▸ **What is being asked**
Check every line below for the word "true" and copy the ones that have it.

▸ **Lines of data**
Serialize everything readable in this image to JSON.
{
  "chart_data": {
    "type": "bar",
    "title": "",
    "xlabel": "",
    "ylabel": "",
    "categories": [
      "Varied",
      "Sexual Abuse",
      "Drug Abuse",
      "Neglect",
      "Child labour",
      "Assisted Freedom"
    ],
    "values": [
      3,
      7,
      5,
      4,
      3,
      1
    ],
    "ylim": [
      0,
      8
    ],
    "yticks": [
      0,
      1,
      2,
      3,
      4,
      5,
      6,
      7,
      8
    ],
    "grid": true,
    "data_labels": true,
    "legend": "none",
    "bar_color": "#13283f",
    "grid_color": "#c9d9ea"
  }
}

* * *

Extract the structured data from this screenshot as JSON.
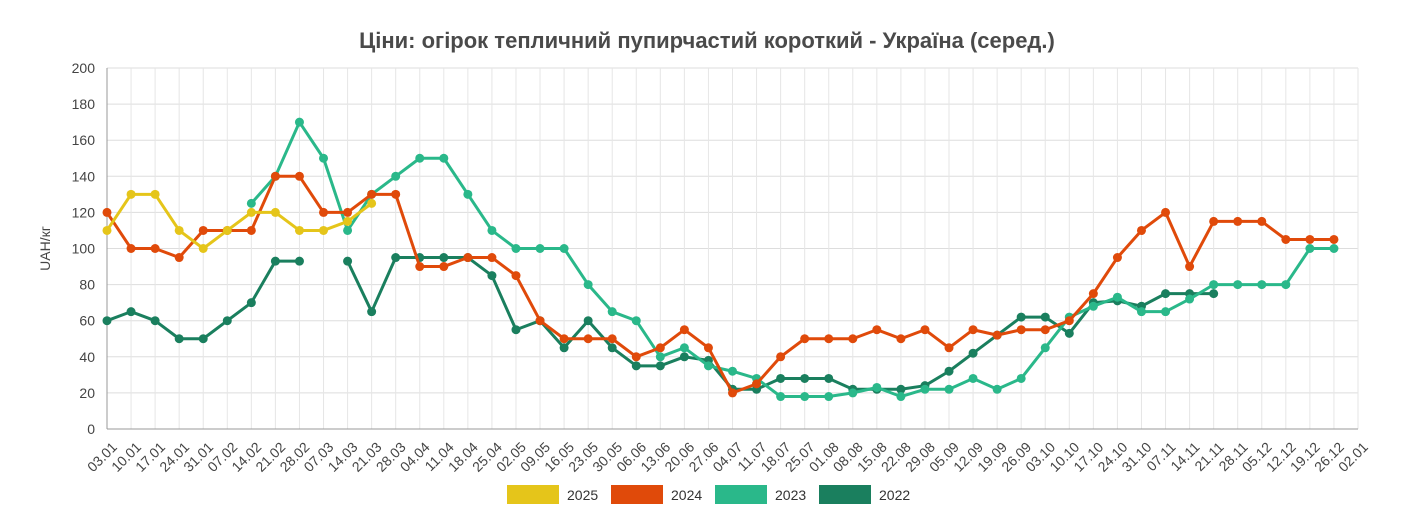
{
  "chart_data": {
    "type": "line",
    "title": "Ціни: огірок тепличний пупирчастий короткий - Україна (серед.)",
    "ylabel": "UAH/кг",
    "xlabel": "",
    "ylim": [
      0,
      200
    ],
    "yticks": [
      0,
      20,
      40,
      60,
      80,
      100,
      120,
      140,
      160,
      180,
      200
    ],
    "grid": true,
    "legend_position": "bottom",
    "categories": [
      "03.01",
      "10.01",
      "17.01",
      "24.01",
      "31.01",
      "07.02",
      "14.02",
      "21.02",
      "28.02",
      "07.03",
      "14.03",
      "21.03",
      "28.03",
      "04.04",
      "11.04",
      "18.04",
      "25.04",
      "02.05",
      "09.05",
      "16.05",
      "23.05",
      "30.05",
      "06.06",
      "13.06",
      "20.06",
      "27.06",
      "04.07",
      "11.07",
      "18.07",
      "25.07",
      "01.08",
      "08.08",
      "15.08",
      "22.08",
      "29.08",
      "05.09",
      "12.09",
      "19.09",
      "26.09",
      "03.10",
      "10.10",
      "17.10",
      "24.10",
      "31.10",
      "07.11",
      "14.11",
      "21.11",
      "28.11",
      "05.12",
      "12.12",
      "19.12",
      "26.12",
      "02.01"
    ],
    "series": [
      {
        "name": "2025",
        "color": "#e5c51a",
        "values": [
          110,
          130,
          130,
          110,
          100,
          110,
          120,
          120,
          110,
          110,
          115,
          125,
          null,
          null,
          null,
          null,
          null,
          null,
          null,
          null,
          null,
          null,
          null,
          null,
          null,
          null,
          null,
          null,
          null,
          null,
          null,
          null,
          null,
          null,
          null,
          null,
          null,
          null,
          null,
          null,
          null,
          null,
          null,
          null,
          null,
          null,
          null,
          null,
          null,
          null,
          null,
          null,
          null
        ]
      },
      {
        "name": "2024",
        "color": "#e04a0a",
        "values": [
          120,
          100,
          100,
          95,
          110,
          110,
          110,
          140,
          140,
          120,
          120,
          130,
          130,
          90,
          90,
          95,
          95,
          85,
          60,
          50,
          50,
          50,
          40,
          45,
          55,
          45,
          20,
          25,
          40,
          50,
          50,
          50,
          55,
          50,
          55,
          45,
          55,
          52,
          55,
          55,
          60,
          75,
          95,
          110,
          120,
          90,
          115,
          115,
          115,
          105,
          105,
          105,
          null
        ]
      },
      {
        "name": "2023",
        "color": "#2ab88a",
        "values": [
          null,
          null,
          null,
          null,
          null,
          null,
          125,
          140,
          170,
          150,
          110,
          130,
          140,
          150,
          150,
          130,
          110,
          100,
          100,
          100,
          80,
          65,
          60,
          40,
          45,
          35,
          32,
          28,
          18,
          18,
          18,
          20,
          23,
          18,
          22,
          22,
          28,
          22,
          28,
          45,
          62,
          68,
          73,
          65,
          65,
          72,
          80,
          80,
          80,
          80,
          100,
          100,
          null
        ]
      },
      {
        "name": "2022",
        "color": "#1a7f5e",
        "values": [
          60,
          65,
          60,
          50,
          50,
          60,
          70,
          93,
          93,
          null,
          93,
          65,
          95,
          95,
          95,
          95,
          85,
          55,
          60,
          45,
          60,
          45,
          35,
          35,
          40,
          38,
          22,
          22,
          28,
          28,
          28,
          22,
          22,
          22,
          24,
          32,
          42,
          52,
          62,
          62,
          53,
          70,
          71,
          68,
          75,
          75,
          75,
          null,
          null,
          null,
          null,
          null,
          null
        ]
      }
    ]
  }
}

--

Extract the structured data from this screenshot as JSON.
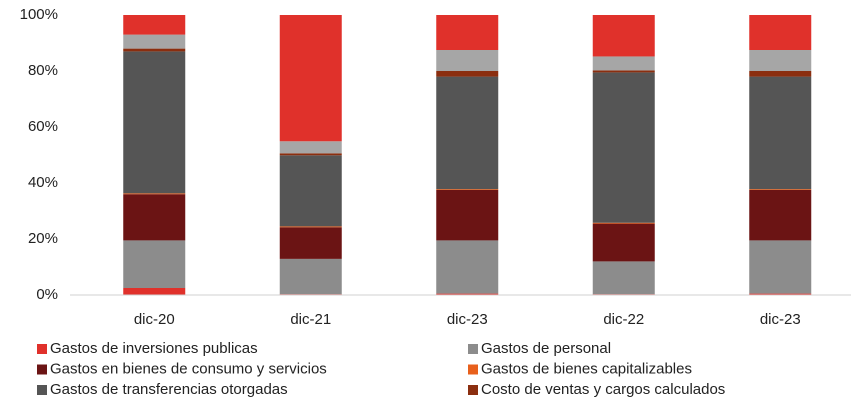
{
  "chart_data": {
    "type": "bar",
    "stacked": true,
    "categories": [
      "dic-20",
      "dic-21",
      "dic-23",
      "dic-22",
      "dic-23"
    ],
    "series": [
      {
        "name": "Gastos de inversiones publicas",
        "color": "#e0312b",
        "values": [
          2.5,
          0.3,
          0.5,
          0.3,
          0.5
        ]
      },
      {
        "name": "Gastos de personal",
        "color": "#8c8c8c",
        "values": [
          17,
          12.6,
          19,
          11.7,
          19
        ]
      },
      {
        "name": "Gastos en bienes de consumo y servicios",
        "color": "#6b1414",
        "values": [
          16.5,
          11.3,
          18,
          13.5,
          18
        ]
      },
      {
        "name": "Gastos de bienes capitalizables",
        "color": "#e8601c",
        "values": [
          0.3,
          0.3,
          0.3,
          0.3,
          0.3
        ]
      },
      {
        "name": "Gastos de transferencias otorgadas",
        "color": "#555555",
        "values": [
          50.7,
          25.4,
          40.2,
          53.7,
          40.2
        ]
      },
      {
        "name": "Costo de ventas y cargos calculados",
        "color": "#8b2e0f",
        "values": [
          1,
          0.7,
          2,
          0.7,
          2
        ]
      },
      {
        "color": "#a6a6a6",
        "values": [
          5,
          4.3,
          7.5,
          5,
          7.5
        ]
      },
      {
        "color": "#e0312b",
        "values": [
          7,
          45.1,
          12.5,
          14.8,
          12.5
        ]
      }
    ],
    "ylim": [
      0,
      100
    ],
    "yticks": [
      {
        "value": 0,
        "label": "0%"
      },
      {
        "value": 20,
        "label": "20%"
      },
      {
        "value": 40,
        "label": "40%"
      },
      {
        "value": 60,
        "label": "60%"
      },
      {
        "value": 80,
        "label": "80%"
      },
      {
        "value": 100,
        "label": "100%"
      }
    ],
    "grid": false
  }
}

▸ **Task result**
    "grid": true,
    "data_labels": true,
    "grid": true,
    "stacked": true,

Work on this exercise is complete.